STORED RECORDS
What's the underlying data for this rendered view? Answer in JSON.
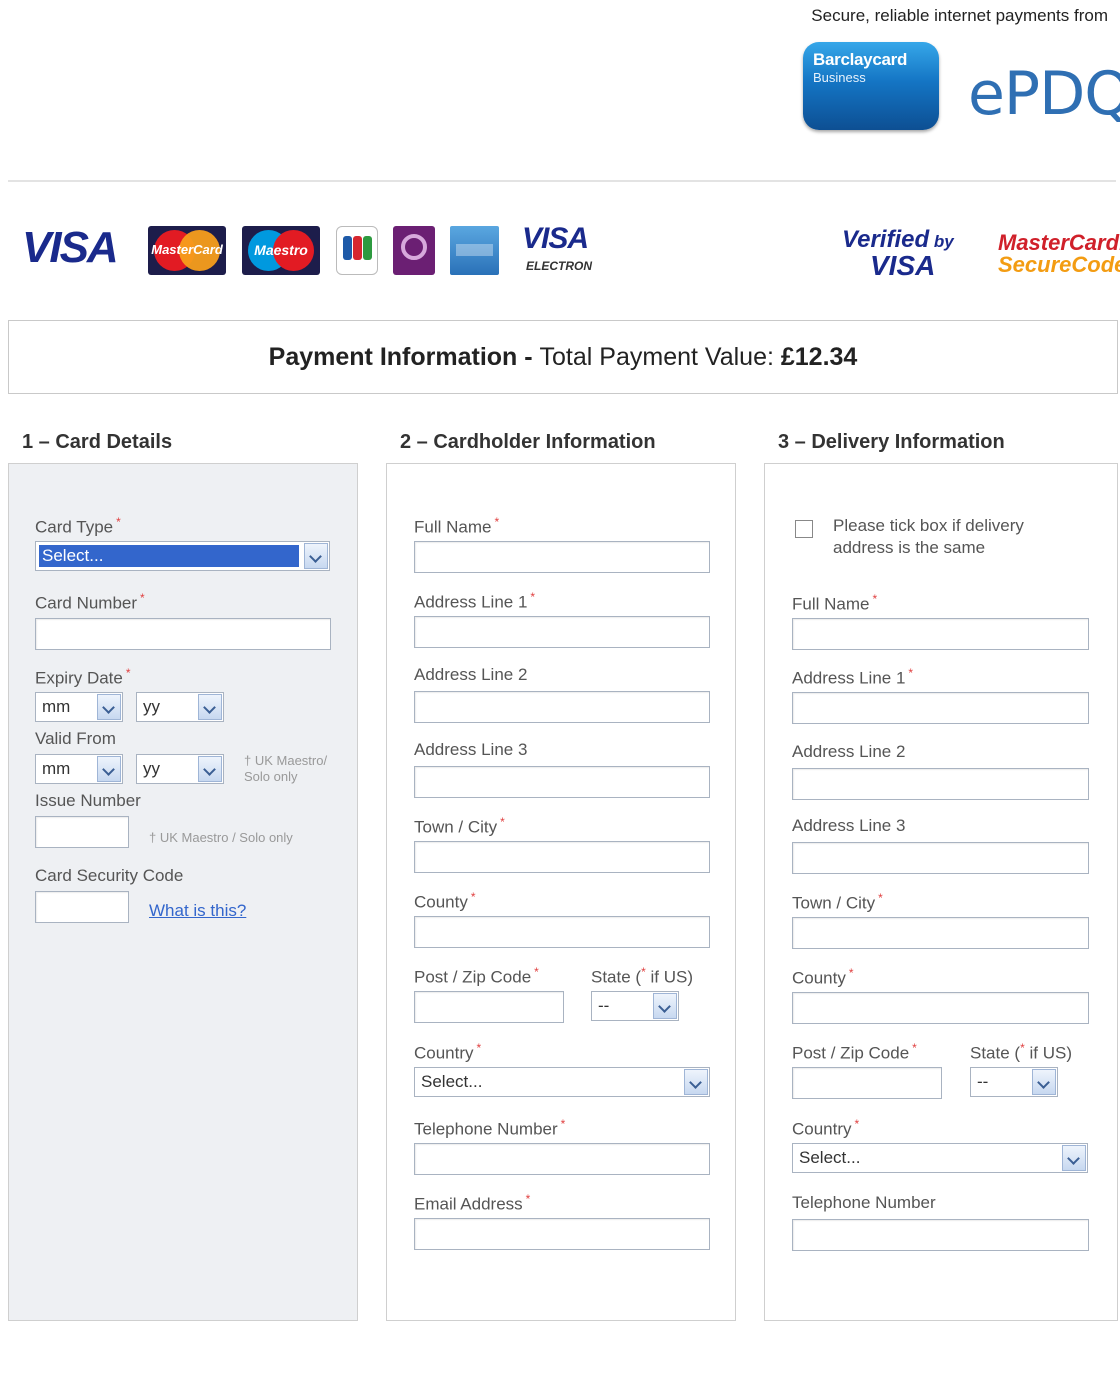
{
  "header": {
    "tagline": "Secure, reliable internet payments from",
    "barclaycard_line1": "Barclaycard",
    "barclaycard_line2": "Business",
    "brand": "ePDQ"
  },
  "card_logos": {
    "visa": "VISA",
    "mastercard": "MasterCard",
    "maestro": "Maestro",
    "visa_electron_1": "VISA",
    "visa_electron_2": "ELECTRON",
    "verified_by_1": "Verified",
    "verified_by_2": "by",
    "verified_by_3": "VISA",
    "securecode_1": "MasterCard.",
    "securecode_2": "SecureCode."
  },
  "payment": {
    "label": "Payment Information",
    "separator": " - ",
    "total_label": "Total Payment Value: ",
    "total_value": "£12.34"
  },
  "card_details": {
    "heading": "1 – Card Details",
    "card_type_label": "Card Type",
    "card_type_value": "Select...",
    "card_number_label": "Card Number",
    "expiry_label": "Expiry Date",
    "expiry_month": "mm",
    "expiry_year": "yy",
    "valid_from_label": "Valid From",
    "valid_month": "mm",
    "valid_year": "yy",
    "valid_note": "† UK Maestro/ Solo only",
    "issue_label": "Issue Number",
    "issue_note": "† UK Maestro / Solo only",
    "csc_label": "Card Security Code",
    "csc_link": "What is this?"
  },
  "cardholder": {
    "heading": "2 – Cardholder Information",
    "full_name": "Full Name",
    "address1": "Address Line 1",
    "address2": "Address Line 2",
    "address3": "Address Line 3",
    "town": "Town / City",
    "county": "County",
    "postcode": "Post / Zip Code",
    "state_label": "State (",
    "state_suffix": " if US)",
    "state_value": "--",
    "country": "Country",
    "country_value": "Select...",
    "telephone": "Telephone Number",
    "email": "Email Address"
  },
  "delivery": {
    "heading": "3 – Delivery Information",
    "same_address": "Please tick box if delivery address is the same",
    "full_name": "Full Name",
    "address1": "Address Line 1",
    "address2": "Address Line 2",
    "address3": "Address Line 3",
    "town": "Town / City",
    "county": "County",
    "postcode": "Post / Zip Code",
    "state_label": "State (",
    "state_suffix": " if US)",
    "state_value": "--",
    "country": "Country",
    "country_value": "Select...",
    "telephone": "Telephone Number"
  },
  "colors": {
    "required": "#e04040",
    "link": "#3366cc",
    "panel_grey": "#eef0f3"
  }
}
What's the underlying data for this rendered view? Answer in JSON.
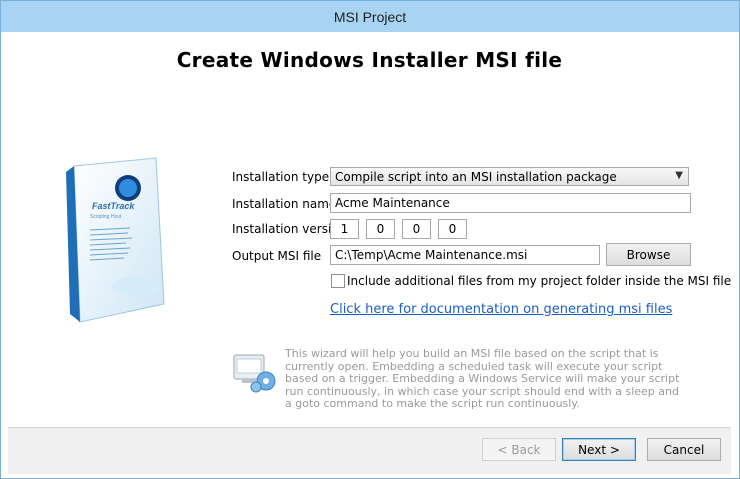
{
  "window": {
    "title": "MSI Project"
  },
  "heading": "Create Windows Installer MSI file",
  "box": {
    "brand": "FastTrack",
    "subtitle": "Scripting Host"
  },
  "form": {
    "install_type_label": "Installation type",
    "install_type_value": "Compile script into an MSI installation package",
    "install_name_label": "Installation name",
    "install_name_value": "Acme Maintenance",
    "install_version_label": "Installation version",
    "version": [
      "1",
      "0",
      "0",
      "0"
    ],
    "output_label": "Output MSI file",
    "output_value": "C:\\Temp\\Acme Maintenance.msi",
    "browse_label": "Browse",
    "include_label": "Include additional files from my project folder inside the MSI file",
    "doc_link": "Click here for documentation on generating msi files"
  },
  "info_text": "This wizard will help you build an MSI file based on the script that is currently open. Embedding a scheduled task will execute your script based on a trigger. Embedding a Windows Service will make your script run continuously, in which case your script should end with a sleep and a goto command to make the script run continuously.",
  "footer": {
    "back_label": "< Back",
    "next_label": "Next >",
    "cancel_label": "Cancel"
  }
}
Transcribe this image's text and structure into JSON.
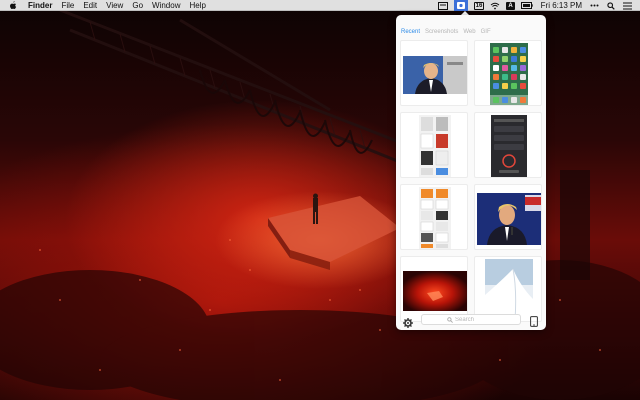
{
  "menubar": {
    "apple_icon": "apple-logo-icon",
    "app_name": "Finder",
    "items": [
      "File",
      "Edit",
      "View",
      "Go",
      "Window",
      "Help"
    ],
    "status_icons": [
      "cast-icon",
      "screenshot-app-icon",
      "calendar-icon",
      "wifi-icon",
      "text-input-icon",
      "battery-icon"
    ],
    "calendar_badge": "16",
    "input_badge": "A",
    "clock": "Fri 6:13 PM",
    "right_icons": [
      "more-icon",
      "search-icon",
      "menu-list-icon"
    ]
  },
  "popover": {
    "tabs": [
      "Recent",
      "Screenshots",
      "Web",
      "GIF"
    ],
    "active_tab": "Recent",
    "thumbnails": [
      "person-photo",
      "phone-home-screen",
      "document-pages",
      "phone-app-screen",
      "document-grid",
      "person-photo-flags",
      "concert-photo",
      "snow-landscape"
    ],
    "search_placeholder": "Search",
    "footer_icons": [
      "gear-icon",
      "search-icon",
      "phone-icon"
    ]
  },
  "colors": {
    "accent": "#2f8ce8",
    "menubar_bg": "#ececec",
    "active_status_bg": "#3a6fd8",
    "wallpaper_red": "#c81e10"
  }
}
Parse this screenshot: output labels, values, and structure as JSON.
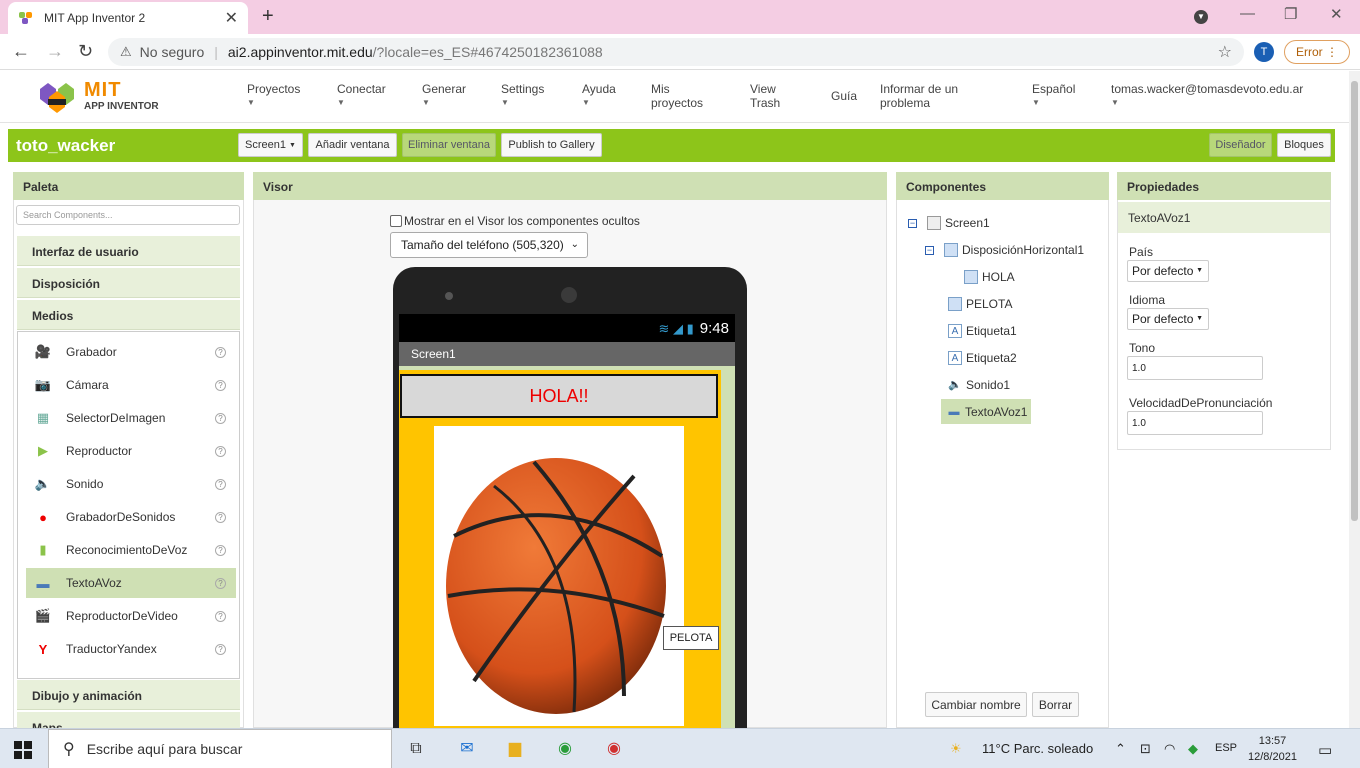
{
  "browser": {
    "tab_title": "MIT App Inventor 2",
    "security": "No seguro",
    "url_host": "ai2.appinventor.mit.edu",
    "url_path": "/?locale=es_ES#4674250182361088",
    "profile_initial": "T",
    "error_label": "Error"
  },
  "header": {
    "logo_mit": "MIT",
    "logo_sub": "APP INVENTOR",
    "menus": [
      "Proyectos",
      "Conectar",
      "Generar",
      "Settings",
      "Ayuda"
    ],
    "links": {
      "mis1": "Mis",
      "mis2": "proyectos",
      "view1": "View",
      "view2": "Trash",
      "guia": "Guía",
      "inf1": "Informar de un",
      "inf2": "problema"
    },
    "lang": "Español",
    "user": "tomas.wacker@tomasdevoto.edu.ar"
  },
  "project": {
    "name": "toto_wacker",
    "screen_select": "Screen1",
    "add_screen": "Añadir ventana",
    "remove_screen": "Eliminar ventana",
    "publish": "Publish to Gallery",
    "designer": "Diseñador",
    "blocks": "Bloques"
  },
  "palette": {
    "title": "Paleta",
    "search_placeholder": "Search Components...",
    "categories": [
      "Interfaz de usuario",
      "Disposición",
      "Medios",
      "Dibujo y animación",
      "Maps"
    ],
    "items": [
      "Grabador",
      "Cámara",
      "SelectorDeImagen",
      "Reproductor",
      "Sonido",
      "GrabadorDeSonidos",
      "ReconocimientoDeVoz",
      "TextoAVoz",
      "ReproductorDeVideo",
      "TraductorYandex"
    ],
    "help": "?"
  },
  "viewer": {
    "title": "Visor",
    "show_hidden": "Mostrar en el Visor los componentes ocultos",
    "phone_size": "Tamaño del teléfono (505,320)",
    "time": "9:48",
    "screen_title": "Screen1",
    "hola_text": "HOLA!!",
    "pelota_label": "PELOTA"
  },
  "components": {
    "title": "Componentes",
    "tree": [
      "Screen1",
      "DisposiciónHorizontal1",
      "HOLA",
      "PELOTA",
      "Etiqueta1",
      "Etiqueta2",
      "Sonido1",
      "TextoAVoz1"
    ],
    "rename": "Cambiar nombre",
    "delete": "Borrar"
  },
  "properties": {
    "title": "Propiedades",
    "component": "TextoAVoz1",
    "country_label": "País",
    "country_value": "Por defecto",
    "language_label": "Idioma",
    "language_value": "Por defecto",
    "pitch_label": "Tono",
    "pitch_value": "1.0",
    "rate_label": "VelocidadDePronunciación",
    "rate_value": "1.0"
  },
  "taskbar": {
    "search": "Escribe aquí para buscar",
    "weather": "11°C  Parc. soleado",
    "lang": "ESP",
    "time": "13:57",
    "date": "12/8/2021"
  },
  "colors": {
    "accent_green": "#8dc51a",
    "panel_header": "#cfe0b4",
    "hola_red": "#e00000",
    "arrangement_yellow": "#ffc400"
  }
}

THE TASK
Output a faithful copy of the data, with each picture left out.

RESULT OF THIS EXERCISE
What's the underlying data for this rendered view? Answer in JSON.
{
  "header": {
    "tagline": "Secure, reliable internet payments from",
    "barclaycard_line1": "Barclaycard",
    "barclaycard_line2": "Business",
    "brand": "ePDQ"
  },
  "card_logos": {
    "visa": "VISA",
    "mastercard": "MasterCard",
    "maestro": "Maestro",
    "visa_electron_1": "VISA",
    "visa_electron_2": "ELECTRON",
    "verified_by_1": "Verified",
    "verified_by_2": "by",
    "verified_by_3": "VISA",
    "securecode_1": "MasterCard.",
    "securecode_2": "SecureCode."
  },
  "payment": {
    "label": "Payment Information",
    "separator": " - ",
    "total_label": "Total Payment Value: ",
    "total_value": "£12.34"
  },
  "card_details": {
    "heading": "1 – Card Details",
    "card_type_label": "Card Type",
    "card_type_value": "Select...",
    "card_number_label": "Card Number",
    "expiry_label": "Expiry Date",
    "expiry_month": "mm",
    "expiry_year": "yy",
    "valid_from_label": "Valid From",
    "valid_month": "mm",
    "valid_year": "yy",
    "valid_note": "† UK Maestro/ Solo only",
    "issue_label": "Issue Number",
    "issue_note": "† UK Maestro / Solo only",
    "csc_label": "Card Security Code",
    "csc_link": "What is this?"
  },
  "cardholder": {
    "heading": "2 – Cardholder Information",
    "full_name": "Full Name",
    "address1": "Address Line 1",
    "address2": "Address Line 2",
    "address3": "Address Line 3",
    "town": "Town / City",
    "county": "County",
    "postcode": "Post / Zip Code",
    "state_label": "State (",
    "state_suffix": " if US)",
    "state_value": "--",
    "country": "Country",
    "country_value": "Select...",
    "telephone": "Telephone Number",
    "email": "Email Address"
  },
  "delivery": {
    "heading": "3 – Delivery Information",
    "same_address": "Please tick box if delivery address is the same",
    "full_name": "Full Name",
    "address1": "Address Line 1",
    "address2": "Address Line 2",
    "address3": "Address Line 3",
    "town": "Town / City",
    "county": "County",
    "postcode": "Post / Zip Code",
    "state_label": "State (",
    "state_suffix": " if US)",
    "state_value": "--",
    "country": "Country",
    "country_value": "Select...",
    "telephone": "Telephone Number"
  },
  "colors": {
    "required": "#e04040",
    "link": "#3366cc",
    "panel_grey": "#eef0f3"
  }
}
What's the underlying data for this rendered view? Answer in JSON.
{
  "window": {
    "title": "MSI Project"
  },
  "heading": "Create Windows Installer MSI file",
  "box": {
    "brand": "FastTrack",
    "subtitle": "Scripting Host"
  },
  "form": {
    "install_type_label": "Installation type",
    "install_type_value": "Compile script into an MSI installation package",
    "install_name_label": "Installation name",
    "install_name_value": "Acme Maintenance",
    "install_version_label": "Installation version",
    "version": [
      "1",
      "0",
      "0",
      "0"
    ],
    "output_label": "Output MSI file",
    "output_value": "C:\\Temp\\Acme Maintenance.msi",
    "browse_label": "Browse",
    "include_label": "Include additional files from my project folder inside the MSI file",
    "doc_link": "Click here for documentation on generating msi files"
  },
  "info_text": "This wizard will help you build an MSI file based on the script that is currently open. Embedding a scheduled task will execute your script based on a trigger. Embedding a Windows Service will make your script run continuously, in which case your script should end with a sleep and a goto command to make the script run continuously.",
  "footer": {
    "back_label": "< Back",
    "next_label": "Next >",
    "cancel_label": "Cancel"
  }
}
Transcribe this image's text and structure into JSON.
{
  "menubar": {
    "apple_icon": "apple-logo-icon",
    "app_name": "Finder",
    "items": [
      "File",
      "Edit",
      "View",
      "Go",
      "Window",
      "Help"
    ],
    "status_icons": [
      "cast-icon",
      "screenshot-app-icon",
      "calendar-icon",
      "wifi-icon",
      "text-input-icon",
      "battery-icon"
    ],
    "calendar_badge": "16",
    "input_badge": "A",
    "clock": "Fri 6:13 PM",
    "right_icons": [
      "more-icon",
      "search-icon",
      "menu-list-icon"
    ]
  },
  "popover": {
    "tabs": [
      "Recent",
      "Screenshots",
      "Web",
      "GIF"
    ],
    "active_tab": "Recent",
    "thumbnails": [
      "person-photo",
      "phone-home-screen",
      "document-pages",
      "phone-app-screen",
      "document-grid",
      "person-photo-flags",
      "concert-photo",
      "snow-landscape"
    ],
    "search_placeholder": "Search",
    "footer_icons": [
      "gear-icon",
      "search-icon",
      "phone-icon"
    ]
  },
  "colors": {
    "accent": "#2f8ce8",
    "menubar_bg": "#ececec",
    "active_status_bg": "#3a6fd8",
    "wallpaper_red": "#c81e10"
  }
}
Parse this screenshot: output labels, values, and structure as JSON.
{
  "browser": {
    "tab_title": "MIT App Inventor 2",
    "security": "No seguro",
    "url_host": "ai2.appinventor.mit.edu",
    "url_path": "/?locale=es_ES#4674250182361088",
    "profile_initial": "T",
    "error_label": "Error"
  },
  "header": {
    "logo_mit": "MIT",
    "logo_sub": "APP INVENTOR",
    "menus": [
      "Proyectos",
      "Conectar",
      "Generar",
      "Settings",
      "Ayuda"
    ],
    "links": {
      "mis1": "Mis",
      "mis2": "proyectos",
      "view1": "View",
      "view2": "Trash",
      "guia": "Guía",
      "inf1": "Informar de un",
      "inf2": "problema"
    },
    "lang": "Español",
    "user": "tomas.wacker@tomasdevoto.edu.ar"
  },
  "project": {
    "name": "toto_wacker",
    "screen_select": "Screen1",
    "add_screen": "Añadir ventana",
    "remove_screen": "Eliminar ventana",
    "publish": "Publish to Gallery",
    "designer": "Diseñador",
    "blocks": "Bloques"
  },
  "palette": {
    "title": "Paleta",
    "search_placeholder": "Search Components...",
    "categories": [
      "Interfaz de usuario",
      "Disposición",
      "Medios",
      "Dibujo y animación",
      "Maps"
    ],
    "items": [
      "Grabador",
      "Cámara",
      "SelectorDeImagen",
      "Reproductor",
      "Sonido",
      "GrabadorDeSonidos",
      "ReconocimientoDeVoz",
      "TextoAVoz",
      "ReproductorDeVideo",
      "TraductorYandex"
    ],
    "help": "?"
  },
  "viewer": {
    "title": "Visor",
    "show_hidden": "Mostrar en el Visor los componentes ocultos",
    "phone_size": "Tamaño del teléfono (505,320)",
    "time": "9:48",
    "screen_title": "Screen1",
    "hola_text": "HOLA!!",
    "pelota_label": "PELOTA"
  },
  "components": {
    "title": "Componentes",
    "tree": [
      "Screen1",
      "DisposiciónHorizontal1",
      "HOLA",
      "PELOTA",
      "Etiqueta1",
      "Etiqueta2",
      "Sonido1",
      "TextoAVoz1"
    ],
    "rename": "Cambiar nombre",
    "delete": "Borrar"
  },
  "properties": {
    "title": "Propiedades",
    "component": "TextoAVoz1",
    "country_label": "País",
    "country_value": "Por defecto",
    "language_label": "Idioma",
    "language_value": "Por defecto",
    "pitch_label": "Tono",
    "pitch_value": "1.0",
    "rate_label": "VelocidadDePronunciación",
    "rate_value": "1.0"
  },
  "taskbar": {
    "search": "Escribe aquí para buscar",
    "weather": "11°C  Parc. soleado",
    "lang": "ESP",
    "time": "13:57",
    "date": "12/8/2021"
  },
  "colors": {
    "accent_green": "#8dc51a",
    "panel_header": "#cfe0b4",
    "hola_red": "#e00000",
    "arrangement_yellow": "#ffc400"
  }
}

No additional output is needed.